• Task statement
Note each line that includes the word "using". Copy those lines.

• Provided data
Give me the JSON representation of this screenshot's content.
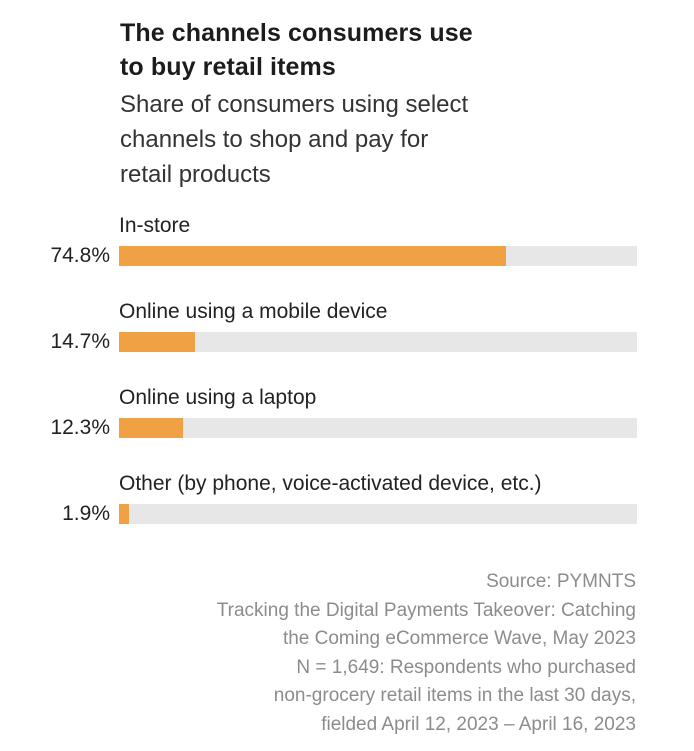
{
  "colors": {
    "background": "#FFFFFF",
    "bar_fill": "#EFA143",
    "bar_track": "#E7E7E7",
    "title_text": "#1C1C1E",
    "subtitle_text": "#333335",
    "label_text": "#222224",
    "source_text": "#8C8C8E"
  },
  "chart_data": {
    "type": "bar",
    "orientation": "horizontal",
    "title": "The channels consumers use to buy retail items",
    "subtitle": "Share of consumers using select channels to shop and pay for retail products",
    "title_lines": [
      "The channels consumers use",
      "to buy retail items"
    ],
    "subtitle_lines": [
      "Share of consumers using select",
      "channels to shop and pay for",
      "retail products"
    ],
    "categories": [
      "In-store",
      "Online using a mobile device",
      "Online using a laptop",
      "Other (by phone, voice-activated device, etc.)"
    ],
    "values": [
      74.8,
      14.7,
      12.3,
      1.9
    ],
    "value_labels": [
      "74.8%",
      "14.7%",
      "12.3%",
      "1.9%"
    ],
    "unit": "%",
    "xlim": [
      0,
      100
    ],
    "grid": false,
    "legend": "none"
  },
  "source": {
    "lines": [
      "Source: PYMNTS",
      "Tracking the Digital Payments Takeover: Catching",
      "the Coming eCommerce Wave, May 2023",
      "N = 1,649: Respondents who purchased",
      "non-grocery retail items in the last 30 days,",
      "fielded April 12, 2023 – April 16, 2023"
    ]
  }
}
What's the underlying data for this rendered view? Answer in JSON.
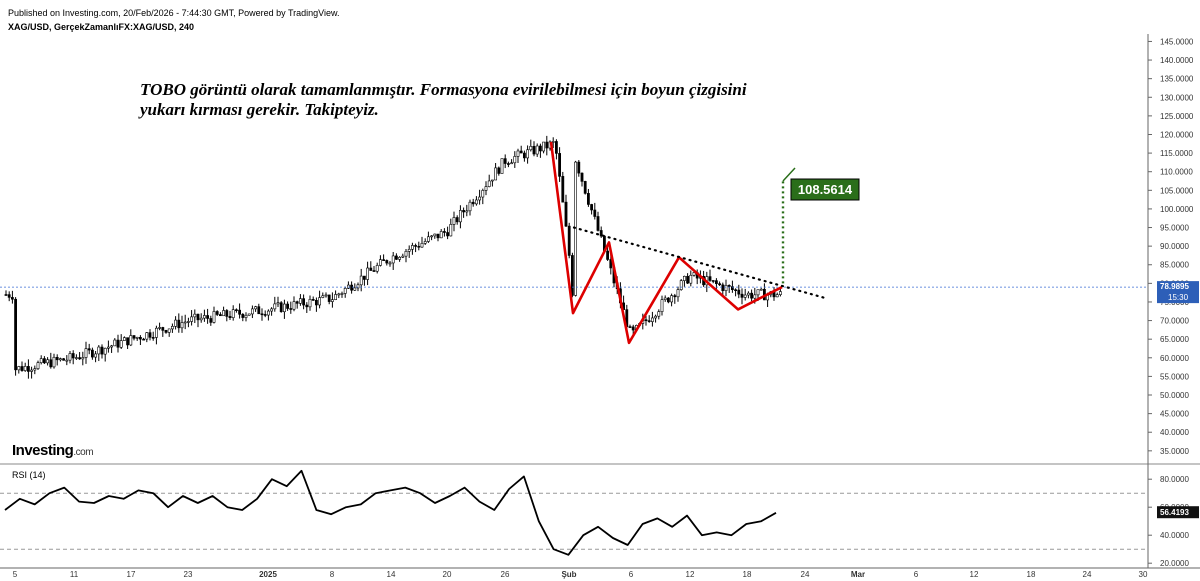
{
  "header": {
    "published": "Published on Investing.com, 20/Feb/2026 - 7:44:30 GMT, Powered by TradingView.",
    "symbol": "XAG/USD, GerçekZamanlıFX:XAG/USD, 240"
  },
  "annotation": {
    "line1": "TOBO görüntü olarak tamamlanmıştır. Formasyona evirilebilmesi için boyun çizgisini",
    "line2": "yukarı kırması gerekir. Takipteyiz."
  },
  "logo": {
    "main": "Investing",
    "suffix": ".com"
  },
  "target_label": "108.5614",
  "price_tag": {
    "value": "78.9895",
    "time": "15:30"
  },
  "rsi": {
    "label": "RSI (14)",
    "value_tag": "56.4193",
    "levels": [
      70,
      30
    ]
  },
  "colors": {
    "candle": "#000000",
    "pattern": "#dd0000",
    "target": "#2a6e1a",
    "price_line": "#3a6cd6",
    "rsi": "#000000"
  },
  "chart_data": {
    "type": "candlestick",
    "y_axis_ticks": [
      "145.0000",
      "140.0000",
      "135.0000",
      "130.0000",
      "125.0000",
      "120.0000",
      "115.0000",
      "110.0000",
      "105.0000",
      "100.0000",
      "95.0000",
      "90.0000",
      "85.0000",
      "80.0000",
      "75.0000",
      "70.0000",
      "65.0000",
      "60.0000",
      "55.0000",
      "50.0000",
      "45.0000",
      "40.0000",
      "35.0000"
    ],
    "y_range": [
      32,
      147
    ],
    "x_ticks": [
      "5",
      "11",
      "17",
      "23",
      "2025",
      "8",
      "14",
      "20",
      "26",
      "Şub",
      "6",
      "12",
      "18",
      "24",
      "Mar",
      "6",
      "12",
      "18",
      "24",
      "30"
    ],
    "rsi_ticks": [
      "80.0000",
      "60.0000",
      "40.0000",
      "20.0000"
    ],
    "rsi_range": [
      18,
      88
    ],
    "close_series": [
      {
        "x": "5",
        "y": 57
      },
      {
        "x": "11",
        "y": 60
      },
      {
        "x": "17",
        "y": 65
      },
      {
        "x": "23",
        "y": 70
      },
      {
        "x": "2025",
        "y": 73
      },
      {
        "x": "8",
        "y": 76
      },
      {
        "x": "14",
        "y": 87
      },
      {
        "x": "20",
        "y": 94
      },
      {
        "x": "26",
        "y": 113
      },
      {
        "x": "Şub",
        "y": 119
      },
      {
        "x": "6",
        "y": 66
      },
      {
        "x": "12",
        "y": 82
      },
      {
        "x": "18",
        "y": 77
      }
    ],
    "pattern_points": [
      {
        "x": "Şub",
        "y": 118
      },
      {
        "x": "Şub",
        "y": 72
      },
      {
        "x": "6",
        "y": 91
      },
      {
        "x": "6",
        "y": 64
      },
      {
        "x": "12",
        "y": 87
      },
      {
        "x": "18",
        "y": 73
      },
      {
        "x": "18",
        "y": 79
      }
    ],
    "neckline": [
      {
        "y": 95
      },
      {
        "y": 76
      }
    ],
    "rsi_values": [
      58,
      66,
      62,
      70,
      74,
      64,
      63,
      68,
      66,
      72,
      70,
      60,
      68,
      63,
      68,
      60,
      58,
      66,
      80,
      75,
      86,
      58,
      55,
      60,
      62,
      70,
      72,
      74,
      70,
      63,
      68,
      74,
      64,
      58,
      73,
      82,
      50,
      30,
      26,
      40,
      46,
      38,
      33,
      48,
      52,
      46,
      54,
      40,
      42,
      40,
      48,
      50,
      56
    ]
  }
}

• Correct output
    "subtitle": "Share of consumers using select channels to shop and pay for retail products",
      "Share of consumers using select",
      "Online using a mobile device",
      "Online using a laptop",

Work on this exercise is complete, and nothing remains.